• _Gegevensfragment_:
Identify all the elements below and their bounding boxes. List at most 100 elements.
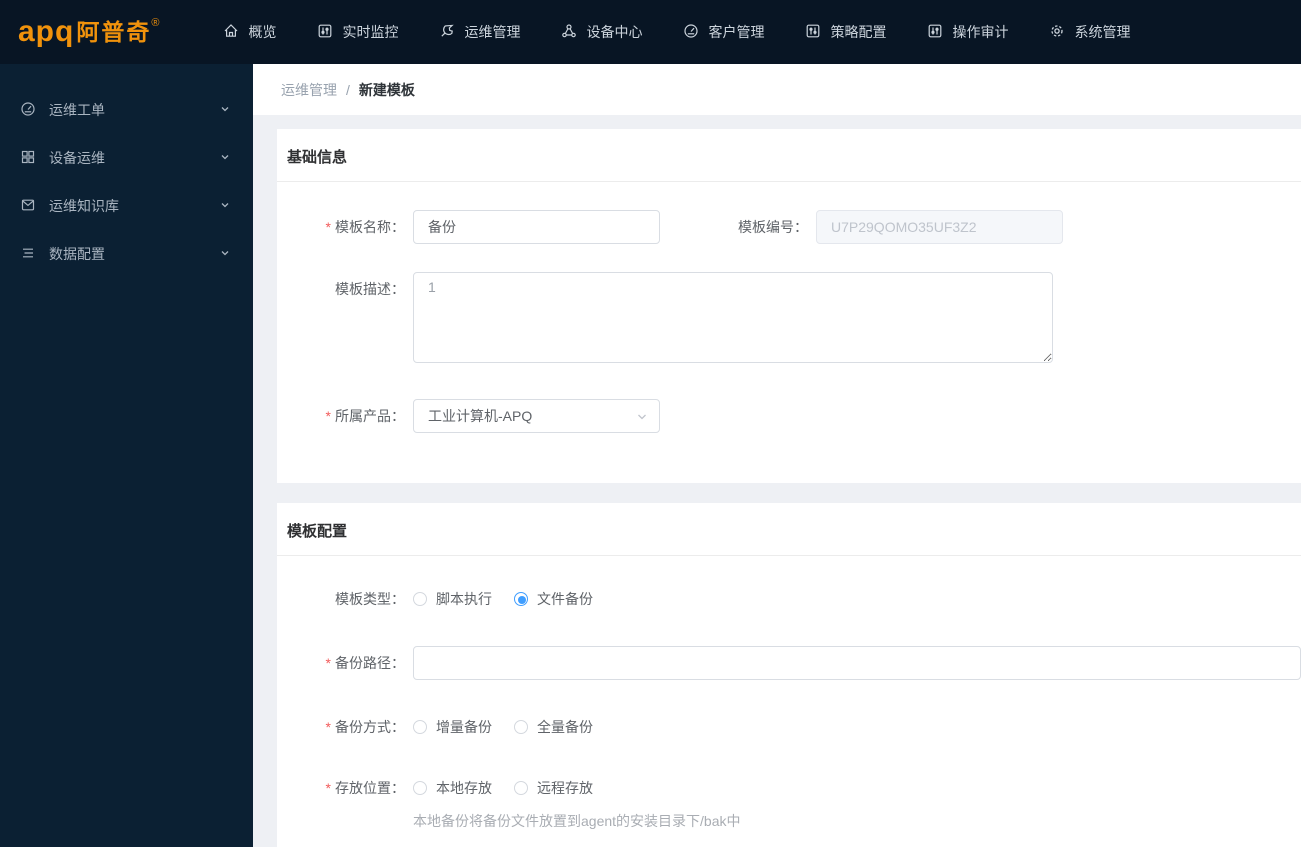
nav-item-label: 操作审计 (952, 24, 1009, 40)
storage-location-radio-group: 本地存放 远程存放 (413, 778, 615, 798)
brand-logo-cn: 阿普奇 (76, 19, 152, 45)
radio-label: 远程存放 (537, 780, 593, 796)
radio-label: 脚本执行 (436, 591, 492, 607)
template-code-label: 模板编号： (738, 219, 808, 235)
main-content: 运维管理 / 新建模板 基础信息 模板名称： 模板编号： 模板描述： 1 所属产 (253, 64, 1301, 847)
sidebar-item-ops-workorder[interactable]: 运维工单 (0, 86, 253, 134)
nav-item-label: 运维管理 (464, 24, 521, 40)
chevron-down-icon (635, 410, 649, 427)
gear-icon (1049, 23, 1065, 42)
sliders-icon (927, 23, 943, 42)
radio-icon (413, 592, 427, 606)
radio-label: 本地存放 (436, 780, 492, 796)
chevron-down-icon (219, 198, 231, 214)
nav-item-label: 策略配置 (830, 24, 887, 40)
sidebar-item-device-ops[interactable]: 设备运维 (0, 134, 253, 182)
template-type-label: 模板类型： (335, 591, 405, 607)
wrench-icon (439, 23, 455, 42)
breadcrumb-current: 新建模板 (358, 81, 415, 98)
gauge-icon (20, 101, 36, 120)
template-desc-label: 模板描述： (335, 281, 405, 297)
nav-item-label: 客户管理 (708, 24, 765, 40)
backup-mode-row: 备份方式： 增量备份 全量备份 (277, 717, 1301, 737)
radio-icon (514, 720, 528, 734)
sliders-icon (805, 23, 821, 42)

• _Korte oefening_: Zet alle regels van de gegevens hierboven om in een JSON-lijst van strings, met één string per regel en zonder lege regels. Laat de afbeelding weg.

• _Volledig antwoord_:
[
  "Identify all the elements below and their bounding boxes. List at most 100 elements.",
  "nav-item-label: 操作审计 (952, 24, 1009, 40)",
  "storage-location-radio-group: 本地存放 远程存放 (413, 778, 615, 798)",
  "brand-logo-cn: 阿普奇 (76, 19, 152, 45)",
  "radio-label: 远程存放 (537, 780, 593, 796)",
  "radio-label: 脚本执行 (436, 591, 492, 607)",
  "template-code-label: 模板编号： (738, 219, 808, 235)",
  "main-content: 运维管理 / 新建模板 基础信息 模板名称： 模板编号： 模板描述： 1 所属产 (253, 64, 1301, 847)",
  "sidebar-item-ops-workorder[interactable]: 运维工单 (0, 86, 253, 134)",
  "nav-item-label: 运维管理 (464, 24, 521, 40)",
  "chevron-down-icon (635, 410, 649, 427)",
  "gear-icon (1049, 23, 1065, 42)",
  "sliders-icon (927, 23, 943, 42)",
  "radio-icon (413, 592, 427, 606)",
  "radio-label: 本地存放 (436, 780, 492, 796)",
  "chevron-down-icon (219, 198, 231, 214)",
  "nav-item-label: 策略配置 (830, 24, 887, 40)",
  "sidebar-item-device-ops[interactable]: 设备运维 (0, 134, 253, 182)",
  "template-type-label: 模板类型： (335, 591, 405, 607)",
  "wrench-icon (439, 23, 455, 42)",
  "breadcrumb-current: 新建模板 (358, 81, 415, 98)",
  "gauge-icon (20, 101, 36, 120)",
  "template-desc-label: 模板描述： (335, 281, 405, 297)",
  "nav-item-label: 客户管理 (708, 24, 765, 40)",
  "backup-mode-row: 备份方式： 增量备份 全量备份 (277, 717, 1301, 737)",
  "radio-icon (514, 720, 528, 734)",
  "sliders-icon (805, 23, 821, 42)"
]